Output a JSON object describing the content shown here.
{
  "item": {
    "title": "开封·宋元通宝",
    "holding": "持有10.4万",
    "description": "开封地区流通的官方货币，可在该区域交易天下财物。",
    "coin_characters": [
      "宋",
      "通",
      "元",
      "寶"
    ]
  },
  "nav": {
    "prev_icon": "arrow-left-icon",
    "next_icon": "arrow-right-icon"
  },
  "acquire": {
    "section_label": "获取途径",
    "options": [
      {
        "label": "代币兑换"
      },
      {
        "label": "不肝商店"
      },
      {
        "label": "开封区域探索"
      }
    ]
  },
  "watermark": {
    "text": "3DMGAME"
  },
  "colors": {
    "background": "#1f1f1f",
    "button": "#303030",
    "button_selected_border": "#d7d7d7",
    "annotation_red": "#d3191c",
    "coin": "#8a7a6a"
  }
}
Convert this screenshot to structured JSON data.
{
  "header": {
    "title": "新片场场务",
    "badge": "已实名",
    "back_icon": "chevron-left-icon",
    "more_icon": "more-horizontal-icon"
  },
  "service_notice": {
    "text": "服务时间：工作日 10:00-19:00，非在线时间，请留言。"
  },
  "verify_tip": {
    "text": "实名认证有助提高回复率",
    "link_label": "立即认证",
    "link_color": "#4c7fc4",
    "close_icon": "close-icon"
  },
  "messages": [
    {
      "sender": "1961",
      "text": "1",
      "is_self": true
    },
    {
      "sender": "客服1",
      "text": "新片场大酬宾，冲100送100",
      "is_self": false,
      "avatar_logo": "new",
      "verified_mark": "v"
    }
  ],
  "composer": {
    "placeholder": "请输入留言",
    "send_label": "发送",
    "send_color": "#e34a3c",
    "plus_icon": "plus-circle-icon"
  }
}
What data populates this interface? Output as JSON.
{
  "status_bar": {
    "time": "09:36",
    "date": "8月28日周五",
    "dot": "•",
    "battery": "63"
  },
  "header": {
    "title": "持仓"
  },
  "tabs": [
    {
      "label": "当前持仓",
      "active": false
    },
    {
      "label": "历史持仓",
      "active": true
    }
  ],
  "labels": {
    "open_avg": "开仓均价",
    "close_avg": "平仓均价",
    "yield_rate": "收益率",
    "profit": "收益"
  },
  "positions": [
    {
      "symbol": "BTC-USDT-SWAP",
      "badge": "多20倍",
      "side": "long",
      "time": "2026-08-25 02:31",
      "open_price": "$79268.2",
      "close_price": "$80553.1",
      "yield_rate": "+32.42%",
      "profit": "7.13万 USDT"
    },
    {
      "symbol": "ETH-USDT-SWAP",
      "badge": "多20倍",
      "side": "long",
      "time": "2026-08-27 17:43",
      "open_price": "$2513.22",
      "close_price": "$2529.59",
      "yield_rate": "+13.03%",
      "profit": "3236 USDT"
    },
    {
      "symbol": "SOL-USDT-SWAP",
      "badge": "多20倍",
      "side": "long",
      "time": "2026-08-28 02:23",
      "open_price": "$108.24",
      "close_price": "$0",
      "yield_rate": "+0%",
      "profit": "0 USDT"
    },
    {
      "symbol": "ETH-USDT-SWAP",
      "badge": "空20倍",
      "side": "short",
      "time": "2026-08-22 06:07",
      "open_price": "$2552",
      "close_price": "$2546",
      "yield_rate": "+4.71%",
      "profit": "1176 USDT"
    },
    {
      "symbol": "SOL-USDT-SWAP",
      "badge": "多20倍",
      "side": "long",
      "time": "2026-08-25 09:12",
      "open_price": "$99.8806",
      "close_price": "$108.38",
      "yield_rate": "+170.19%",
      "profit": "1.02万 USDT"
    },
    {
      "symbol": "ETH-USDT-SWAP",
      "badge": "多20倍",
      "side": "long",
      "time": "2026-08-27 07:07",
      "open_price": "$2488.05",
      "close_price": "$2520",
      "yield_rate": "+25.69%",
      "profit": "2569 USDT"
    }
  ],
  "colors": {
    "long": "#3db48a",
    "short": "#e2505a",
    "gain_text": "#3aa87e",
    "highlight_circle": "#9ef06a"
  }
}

## Exercise prompt
Each line of the material should be duplicated exactly, please.

## Expected output
Output a JSON object describing the content shown here.
{
  "item": {
    "title": "开封·宋元通宝",
    "holding": "持有10.4万",
    "description": "开封地区流通的官方货币，可在该区域交易天下财物。",
    "coin_characters": [
      "宋",
      "通",
      "元",
      "寶"
    ]
  },
  "nav": {
    "prev_icon": "arrow-left-icon",
    "next_icon": "arrow-right-icon"
  },
  "acquire": {
    "section_label": "获取途径",
    "options": [
      {
        "label": "代币兑换"
      },
      {
        "label": "不肝商店"
      },
      {
        "label": "开封区域探索"
      }
    ]
  },
  "watermark": {
    "text": "3DMGAME"
  },
  "colors": {
    "background": "#1f1f1f",
    "button": "#303030",
    "button_selected_border": "#d7d7d7",
    "annotation_red": "#d3191c",
    "coin": "#8a7a6a"
  }
}
Convert this screenshot to structured JSON data.
{
  "header": {
    "title": "新片场场务",
    "badge": "已实名",
    "back_icon": "chevron-left-icon",
    "more_icon": "more-horizontal-icon"
  },
  "service_notice": {
    "text": "服务时间：工作日 10:00-19:00，非在线时间，请留言。"
  },
  "verify_tip": {
    "text": "实名认证有助提高回复率",
    "link_label": "立即认证",
    "link_color": "#4c7fc4",
    "close_icon": "close-icon"
  },
  "messages": [
    {
      "sender": "1961",
      "text": "1",
      "is_self": true
    },
    {
      "sender": "客服1",
      "text": "新片场大酬宾，冲100送100",
      "is_self": false,
      "avatar_logo": "new",
      "verified_mark": "v"
    }
  ],
  "composer": {
    "placeholder": "请输入留言",
    "send_label": "发送",
    "send_color": "#e34a3c",
    "plus_icon": "plus-circle-icon"
  }
}
What data populates this interface? Output as JSON.
{
  "status_bar": {
    "time": "09:36",
    "date": "8月28日周五",
    "dot": "•",
    "battery": "63"
  },
  "header": {
    "title": "持仓"
  },
  "tabs": [
    {
      "label": "当前持仓",
      "active": false
    },
    {
      "label": "历史持仓",
      "active": true
    }
  ],
  "labels": {
    "open_avg": "开仓均价",
    "close_avg": "平仓均价",
    "yield_rate": "收益率",
    "profit": "收益"
  },
  "positions": [
    {
      "symbol": "BTC-USDT-SWAP",
      "badge": "多20倍",
      "side": "long",
      "time": "2026-08-25 02:31",
      "open_price": "$79268.2",
      "close_price": "$80553.1",
      "yield_rate": "+32.42%",
      "profit": "7.13万 USDT"
    },
    {
      "symbol": "ETH-USDT-SWAP",
      "badge": "多20倍",
      "side": "long",
      "time": "2026-08-27 17:43",
      "open_price": "$2513.22",
      "close_price": "$2529.59",
      "yield_rate": "+13.03%",
      "profit": "3236 USDT"
    },
    {
      "symbol": "SOL-USDT-SWAP",
      "badge": "多20倍",
      "side": "long",
      "time": "2026-08-28 02:23",
      "open_price": "$108.24",
      "close_price": "$0",
      "yield_rate": "+0%",
      "profit": "0 USDT"
    },
    {
      "symbol": "ETH-USDT-SWAP",
      "badge": "空20倍",
      "side": "short",
      "time": "2026-08-22 06:07",
      "open_price": "$2552",
      "close_price": "$2546",
      "yield_rate": "+4.71%",
      "profit": "1176 USDT"
    },
    {
      "symbol": "SOL-USDT-SWAP",
      "badge": "多20倍",
      "side": "long",
      "time": "2026-08-25 09:12",
      "open_price": "$99.8806",
      "close_price": "$108.38",
      "yield_rate": "+170.19%",
      "profit": "1.02万 USDT"
    },
    {
      "symbol": "ETH-USDT-SWAP",
      "badge": "多20倍",
      "side": "long",
      "time": "2026-08-27 07:07",
      "open_price": "$2488.05",
      "close_price": "$2520",
      "yield_rate": "+25.69%",
      "profit": "2569 USDT"
    }
  ],
  "colors": {
    "long": "#3db48a",
    "short": "#e2505a",
    "gain_text": "#3aa87e",
    "highlight_circle": "#9ef06a"
  }
}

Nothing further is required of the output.